### Instructions for the task
The line containing "Output a JSON" marks where to begin; quote it and every line after it through the end of the data, exactly as written.

===============

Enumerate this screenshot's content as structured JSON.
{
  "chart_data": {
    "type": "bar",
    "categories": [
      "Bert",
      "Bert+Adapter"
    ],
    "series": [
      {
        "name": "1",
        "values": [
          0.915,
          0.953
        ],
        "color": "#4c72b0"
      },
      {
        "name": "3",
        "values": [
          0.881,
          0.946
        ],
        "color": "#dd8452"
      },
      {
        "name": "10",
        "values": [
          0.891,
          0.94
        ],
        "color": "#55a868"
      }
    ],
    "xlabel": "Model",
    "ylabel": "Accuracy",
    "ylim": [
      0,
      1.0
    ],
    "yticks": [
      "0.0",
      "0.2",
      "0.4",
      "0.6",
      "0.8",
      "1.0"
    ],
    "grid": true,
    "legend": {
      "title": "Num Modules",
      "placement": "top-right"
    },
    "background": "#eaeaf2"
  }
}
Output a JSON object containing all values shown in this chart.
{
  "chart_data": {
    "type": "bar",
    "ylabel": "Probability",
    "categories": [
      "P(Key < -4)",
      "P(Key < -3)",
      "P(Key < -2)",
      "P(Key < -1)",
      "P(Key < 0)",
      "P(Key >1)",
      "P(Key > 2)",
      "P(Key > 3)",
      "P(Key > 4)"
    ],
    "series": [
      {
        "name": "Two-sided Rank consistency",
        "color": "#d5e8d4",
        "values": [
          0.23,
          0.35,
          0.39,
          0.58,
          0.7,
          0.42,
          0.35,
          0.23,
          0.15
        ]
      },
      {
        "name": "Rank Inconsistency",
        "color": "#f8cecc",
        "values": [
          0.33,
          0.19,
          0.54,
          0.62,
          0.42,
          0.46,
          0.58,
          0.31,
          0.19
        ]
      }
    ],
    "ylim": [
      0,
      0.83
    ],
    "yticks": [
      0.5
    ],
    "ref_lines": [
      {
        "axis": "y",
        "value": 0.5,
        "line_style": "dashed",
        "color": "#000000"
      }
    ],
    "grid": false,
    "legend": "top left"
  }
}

===============

### Task response
Output a JSON object containing all values shown in this chart.
{
  "chart_data": {
    "type": "bar",
    "ylabel": "Probability",
    "categories": [
      "P(Key < -4)",
      "P(Key < -3)",
      "P(Key < -2)",
      "P(Key < -1)",
      "P(Key < 0)",
      "P(Key >1)",
      "P(Key > 2)",
      "P(Key > 3)",
      "P(Key > 4)"
    ],
    "series": [
      {
        "name": "Two-sided Rank consistency",
        "color": "#d5e8d4",
        "values": [
          0.23,
          0.35,
          0.39,
          0.58,
          0.7,
          0.42,
          0.35,
          0.23,
          0.15
        ]
      },
      {
        "name": "Rank Inconsistency",
        "color": "#f8cecc",
        "values": [
          0.33,
          0.19,
          0.54,
          0.62,
          0.42,
          0.46,
          0.58,
          0.31,
          0.19
        ]
      }
    ],
    "ylim": [
      0,
      0.83
    ],
    "yticks": [
      0.5
    ],
    "ref_lines": [
      {
        "axis": "y",
        "value": 0.5,
        "line_style": "dashed",
        "color": "#000000"
      }
    ],
    "grid": false,
    "legend": "top left"
  }
}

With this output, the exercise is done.